(Extracted data entries)
- - - - - - -

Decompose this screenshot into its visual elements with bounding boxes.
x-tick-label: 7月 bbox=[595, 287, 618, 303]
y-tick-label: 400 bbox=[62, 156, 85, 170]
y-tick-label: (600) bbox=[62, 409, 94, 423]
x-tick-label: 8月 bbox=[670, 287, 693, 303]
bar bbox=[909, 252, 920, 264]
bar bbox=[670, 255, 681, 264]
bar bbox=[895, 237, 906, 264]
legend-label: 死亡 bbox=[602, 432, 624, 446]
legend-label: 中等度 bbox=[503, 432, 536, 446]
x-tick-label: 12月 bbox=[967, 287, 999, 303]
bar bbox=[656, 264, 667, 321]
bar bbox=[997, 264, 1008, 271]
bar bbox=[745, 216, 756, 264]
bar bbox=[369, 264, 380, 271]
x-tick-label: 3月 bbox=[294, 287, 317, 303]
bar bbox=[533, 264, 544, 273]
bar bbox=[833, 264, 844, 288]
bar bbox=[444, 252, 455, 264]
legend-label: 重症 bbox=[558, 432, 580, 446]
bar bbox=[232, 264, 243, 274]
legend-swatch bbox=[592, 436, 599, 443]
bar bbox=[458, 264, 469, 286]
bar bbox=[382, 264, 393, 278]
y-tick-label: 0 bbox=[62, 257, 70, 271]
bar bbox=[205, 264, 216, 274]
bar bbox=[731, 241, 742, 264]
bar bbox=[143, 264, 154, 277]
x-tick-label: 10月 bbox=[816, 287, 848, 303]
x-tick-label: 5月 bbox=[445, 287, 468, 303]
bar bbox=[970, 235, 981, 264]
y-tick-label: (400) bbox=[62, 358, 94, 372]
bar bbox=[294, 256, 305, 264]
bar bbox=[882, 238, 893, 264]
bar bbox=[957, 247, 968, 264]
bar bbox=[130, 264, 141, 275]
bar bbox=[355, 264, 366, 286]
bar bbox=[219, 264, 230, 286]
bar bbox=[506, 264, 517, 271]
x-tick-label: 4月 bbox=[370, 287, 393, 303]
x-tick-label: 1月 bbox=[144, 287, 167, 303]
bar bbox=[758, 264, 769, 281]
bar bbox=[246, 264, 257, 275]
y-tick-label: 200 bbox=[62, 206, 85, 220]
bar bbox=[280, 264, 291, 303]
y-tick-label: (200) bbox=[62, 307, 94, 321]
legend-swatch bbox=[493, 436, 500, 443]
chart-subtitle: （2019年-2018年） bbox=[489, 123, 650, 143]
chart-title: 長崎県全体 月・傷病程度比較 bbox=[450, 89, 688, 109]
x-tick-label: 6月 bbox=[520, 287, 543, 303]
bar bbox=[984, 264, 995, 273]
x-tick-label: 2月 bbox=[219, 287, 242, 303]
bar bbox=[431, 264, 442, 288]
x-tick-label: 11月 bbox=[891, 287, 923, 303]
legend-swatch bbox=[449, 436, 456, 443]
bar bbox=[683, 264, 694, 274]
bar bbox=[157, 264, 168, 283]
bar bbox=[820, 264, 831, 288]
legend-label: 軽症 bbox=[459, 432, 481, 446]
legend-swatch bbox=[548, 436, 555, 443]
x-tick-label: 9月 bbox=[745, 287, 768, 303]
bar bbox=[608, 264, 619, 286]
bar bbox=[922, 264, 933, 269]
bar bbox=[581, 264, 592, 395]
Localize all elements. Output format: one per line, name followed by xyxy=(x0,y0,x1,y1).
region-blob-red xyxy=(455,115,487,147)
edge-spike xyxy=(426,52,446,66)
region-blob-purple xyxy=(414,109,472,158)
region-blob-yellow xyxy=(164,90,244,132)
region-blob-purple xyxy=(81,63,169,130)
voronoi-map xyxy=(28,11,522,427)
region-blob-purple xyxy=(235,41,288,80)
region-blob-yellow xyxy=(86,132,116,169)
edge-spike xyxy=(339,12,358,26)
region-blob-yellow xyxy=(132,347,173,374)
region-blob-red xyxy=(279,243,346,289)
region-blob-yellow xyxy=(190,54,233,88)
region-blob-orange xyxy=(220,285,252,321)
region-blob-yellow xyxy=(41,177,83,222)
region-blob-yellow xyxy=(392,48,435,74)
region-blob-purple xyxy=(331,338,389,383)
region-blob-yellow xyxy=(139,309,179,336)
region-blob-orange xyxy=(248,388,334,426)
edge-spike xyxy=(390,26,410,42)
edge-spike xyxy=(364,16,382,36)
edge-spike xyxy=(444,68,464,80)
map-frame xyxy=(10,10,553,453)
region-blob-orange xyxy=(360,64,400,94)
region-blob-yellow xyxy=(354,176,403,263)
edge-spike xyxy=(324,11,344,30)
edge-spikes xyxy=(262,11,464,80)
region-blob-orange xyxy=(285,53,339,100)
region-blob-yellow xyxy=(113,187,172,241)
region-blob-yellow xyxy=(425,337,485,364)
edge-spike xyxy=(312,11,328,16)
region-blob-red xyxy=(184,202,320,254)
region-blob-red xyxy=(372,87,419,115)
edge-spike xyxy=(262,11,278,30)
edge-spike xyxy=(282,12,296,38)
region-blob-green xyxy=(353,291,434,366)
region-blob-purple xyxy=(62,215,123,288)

- - - - - - -

• _Directions_
Return all of the lines above word for word, with nothing changed or left out.

• _The solution_
Decompose this screenshot into its visual elements with bounding boxes.
x-tick-label: 7月 bbox=[595, 287, 618, 303]
y-tick-label: 400 bbox=[62, 156, 85, 170]
y-tick-label: (600) bbox=[62, 409, 94, 423]
x-tick-label: 8月 bbox=[670, 287, 693, 303]
bar bbox=[909, 252, 920, 264]
bar bbox=[670, 255, 681, 264]
bar bbox=[895, 237, 906, 264]
legend-label: 死亡 bbox=[602, 432, 624, 446]
legend-label: 中等度 bbox=[503, 432, 536, 446]
x-tick-label: 12月 bbox=[967, 287, 999, 303]
bar bbox=[656, 264, 667, 321]
bar bbox=[997, 264, 1008, 271]
bar bbox=[745, 216, 756, 264]
bar bbox=[369, 264, 380, 271]
x-tick-label: 3月 bbox=[294, 287, 317, 303]
bar bbox=[533, 264, 544, 273]
bar bbox=[833, 264, 844, 288]
bar bbox=[444, 252, 455, 264]
legend-label: 重症 bbox=[558, 432, 580, 446]
bar bbox=[232, 264, 243, 274]
legend-swatch bbox=[592, 436, 599, 443]
bar bbox=[458, 264, 469, 286]
bar bbox=[382, 264, 393, 278]
y-tick-label: 0 bbox=[62, 257, 70, 271]
bar bbox=[205, 264, 216, 274]
bar bbox=[731, 241, 742, 264]
bar bbox=[143, 264, 154, 277]
x-tick-label: 10月 bbox=[816, 287, 848, 303]
x-tick-label: 5月 bbox=[445, 287, 468, 303]
bar bbox=[970, 235, 981, 264]
y-tick-label: (400) bbox=[62, 358, 94, 372]
bar bbox=[294, 256, 305, 264]
bar bbox=[882, 238, 893, 264]
bar bbox=[957, 247, 968, 264]
bar bbox=[130, 264, 141, 275]
bar bbox=[355, 264, 366, 286]
bar bbox=[219, 264, 230, 286]
bar bbox=[506, 264, 517, 271]
x-tick-label: 4月 bbox=[370, 287, 393, 303]
x-tick-label: 1月 bbox=[144, 287, 167, 303]
bar bbox=[758, 264, 769, 281]
bar bbox=[246, 264, 257, 275]
y-tick-label: 200 bbox=[62, 206, 85, 220]
bar bbox=[280, 264, 291, 303]
y-tick-label: (200) bbox=[62, 307, 94, 321]
legend-swatch bbox=[493, 436, 500, 443]
chart-subtitle: （2019年-2018年） bbox=[489, 123, 650, 143]
chart-title: 長崎県全体 月・傷病程度比較 bbox=[450, 89, 688, 109]
x-tick-label: 6月 bbox=[520, 287, 543, 303]
bar bbox=[984, 264, 995, 273]
x-tick-label: 2月 bbox=[219, 287, 242, 303]
bar bbox=[431, 264, 442, 288]
x-tick-label: 11月 bbox=[891, 287, 923, 303]
legend-swatch bbox=[449, 436, 456, 443]
bar bbox=[683, 264, 694, 274]
bar bbox=[157, 264, 168, 283]
bar bbox=[820, 264, 831, 288]
legend-label: 軽症 bbox=[459, 432, 481, 446]
legend-swatch bbox=[548, 436, 555, 443]
x-tick-label: 9月 bbox=[745, 287, 768, 303]
bar bbox=[608, 264, 619, 286]
bar bbox=[922, 264, 933, 269]
bar bbox=[581, 264, 592, 395]
Localize all elements. Output format: one per line, name followed by xyxy=(x0,y0,x1,y1).
region-blob-red xyxy=(455,115,487,147)
edge-spike xyxy=(426,52,446,66)
region-blob-purple xyxy=(414,109,472,158)
region-blob-yellow xyxy=(164,90,244,132)
region-blob-purple xyxy=(81,63,169,130)
voronoi-map xyxy=(28,11,522,427)
region-blob-purple xyxy=(235,41,288,80)
region-blob-yellow xyxy=(86,132,116,169)
edge-spike xyxy=(339,12,358,26)
region-blob-yellow xyxy=(132,347,173,374)
region-blob-red xyxy=(279,243,346,289)
region-blob-yellow xyxy=(190,54,233,88)
region-blob-orange xyxy=(220,285,252,321)
region-blob-yellow xyxy=(41,177,83,222)
region-blob-yellow xyxy=(392,48,435,74)
region-blob-purple xyxy=(331,338,389,383)
region-blob-yellow xyxy=(139,309,179,336)
region-blob-orange xyxy=(248,388,334,426)
edge-spike xyxy=(390,26,410,42)
edge-spike xyxy=(364,16,382,36)
edge-spike xyxy=(444,68,464,80)
map-frame xyxy=(10,10,553,453)
region-blob-orange xyxy=(360,64,400,94)
region-blob-yellow xyxy=(354,176,403,263)
edge-spike xyxy=(324,11,344,30)
edge-spikes xyxy=(262,11,464,80)
region-blob-orange xyxy=(285,53,339,100)
region-blob-yellow xyxy=(113,187,172,241)
region-blob-yellow xyxy=(425,337,485,364)
edge-spike xyxy=(312,11,328,16)
region-blob-red xyxy=(184,202,320,254)
region-blob-red xyxy=(372,87,419,115)
edge-spike xyxy=(262,11,278,30)
edge-spike xyxy=(282,12,296,38)
region-blob-green xyxy=(353,291,434,366)
region-blob-purple xyxy=(62,215,123,288)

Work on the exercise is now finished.